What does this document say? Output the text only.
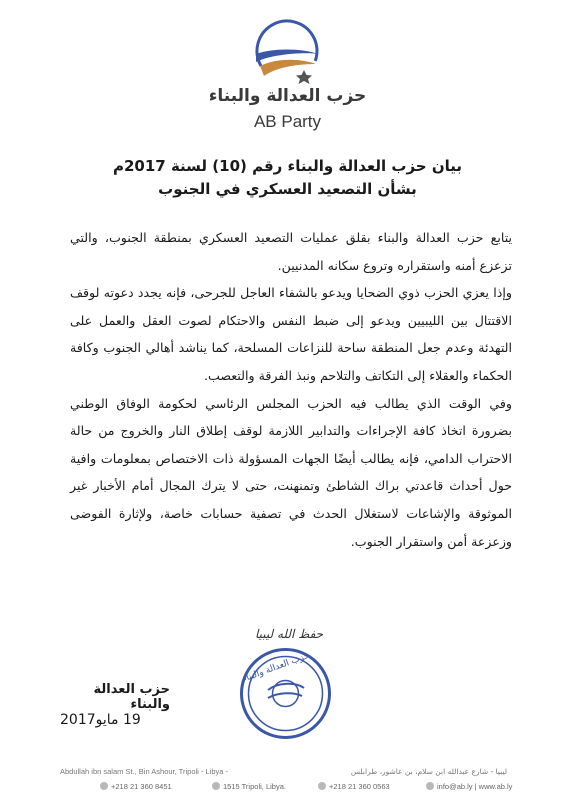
حزب العدالة والبناء
AB Party
بيان حزب العدالة والبناء رقم (10) لسنة 2017م
بشأن التصعيد العسكري في الجنوب

يتابع حزب العدالة والبناء بقلق عمليات التصعيد العسكري بمنطقة الجنوب، والتي تزعزع أمنه واستقراره وتروع سكانه المدنيين.

وإذا يعزي الحزب ذوي الضحايا ويدعو بالشفاء العاجل للجرحى، فإنه يجدد دعوته لوقف الاقتتال بين الليبيين ويدعو إلى ضبط النفس والاحتكام لصوت العقل والعمل على التهدئة وعدم جعل المنطقة ساحة للنزاعات المسلحة، كما يناشد أهالي الجنوب وكافة الحكماء والعقلاء إلى التكاتف والتلاحم ونبذ الفرقة والتعصب.

وفي الوقت الذي يطالب فيه الحزب المجلس الرئاسي لحكومة الوفاق الوطني بضرورة اتخاذ كافة الإجراءات والتدابير اللازمة لوقف إطلاق النار والخروج من حالة الاحتراب الدامي، فإنه يطالب أيضًا الجهات المسؤولة ذات الاختصاص بمعلومات وافية حول أحداث قاعدتي براك الشاطئ وتمنهنت، حتى لا يترك المجال أمام الأخبار غير الموثوقة والإشاعات لاستغلال الحدث في تصفية حسابات خاصة، ولإثارة الفوضى وزعزعة أمن واستقرار الجنوب.

حفظ الله ليبيا
حزب العدالة والبناء
حزب العدالة والبناء
19 مايو2017
Abdullah ibn salam St., Bin Ashour, Tripoli - Libya -	ليبيا - شارع عبدالله ابن سلام، بن عاشور، طرابلس
+218 21 360 8451	1515 Tripoli, Libya.	+218 21 360 0563	info@ab.ly | www.ab.ly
----------
**OBJECTIVE:**
Using the data above, write out every line exactly, leaving the images behind.

**PROBLEM SOLUTION:**
What does this document say? Output the text only.
حزب العدالة والبناء
AB Party
بيان حزب العدالة والبناء رقم (10) لسنة 2017م
بشأن التصعيد العسكري في الجنوب

يتابع حزب العدالة والبناء بقلق عمليات التصعيد العسكري بمنطقة الجنوب، والتي تزعزع أمنه واستقراره وتروع سكانه المدنيين.

وإذا يعزي الحزب ذوي الضحايا ويدعو بالشفاء العاجل للجرحى، فإنه يجدد دعوته لوقف الاقتتال بين الليبيين ويدعو إلى ضبط النفس والاحتكام لصوت العقل والعمل على التهدئة وعدم جعل المنطقة ساحة للنزاعات المسلحة، كما يناشد أهالي الجنوب وكافة الحكماء والعقلاء إلى التكاتف والتلاحم ونبذ الفرقة والتعصب.

وفي الوقت الذي يطالب فيه الحزب المجلس الرئاسي لحكومة الوفاق الوطني بضرورة اتخاذ كافة الإجراءات والتدابير اللازمة لوقف إطلاق النار والخروج من حالة الاحتراب الدامي، فإنه يطالب أيضًا الجهات المسؤولة ذات الاختصاص بمعلومات وافية حول أحداث قاعدتي براك الشاطئ وتمنهنت، حتى لا يترك المجال أمام الأخبار غير الموثوقة والإشاعات لاستغلال الحدث في تصفية حسابات خاصة، ولإثارة الفوضى وزعزعة أمن واستقرار الجنوب.

حفظ الله ليبيا
حزب العدالة والبناء
حزب العدالة والبناء
19 مايو2017
Abdullah ibn salam St., Bin Ashour, Tripoli - Libya -	ليبيا - شارع عبدالله ابن سلام، بن عاشور، طرابلس
+218 21 360 8451	1515 Tripoli, Libya.	+218 21 360 0563	info@ab.ly | www.ab.ly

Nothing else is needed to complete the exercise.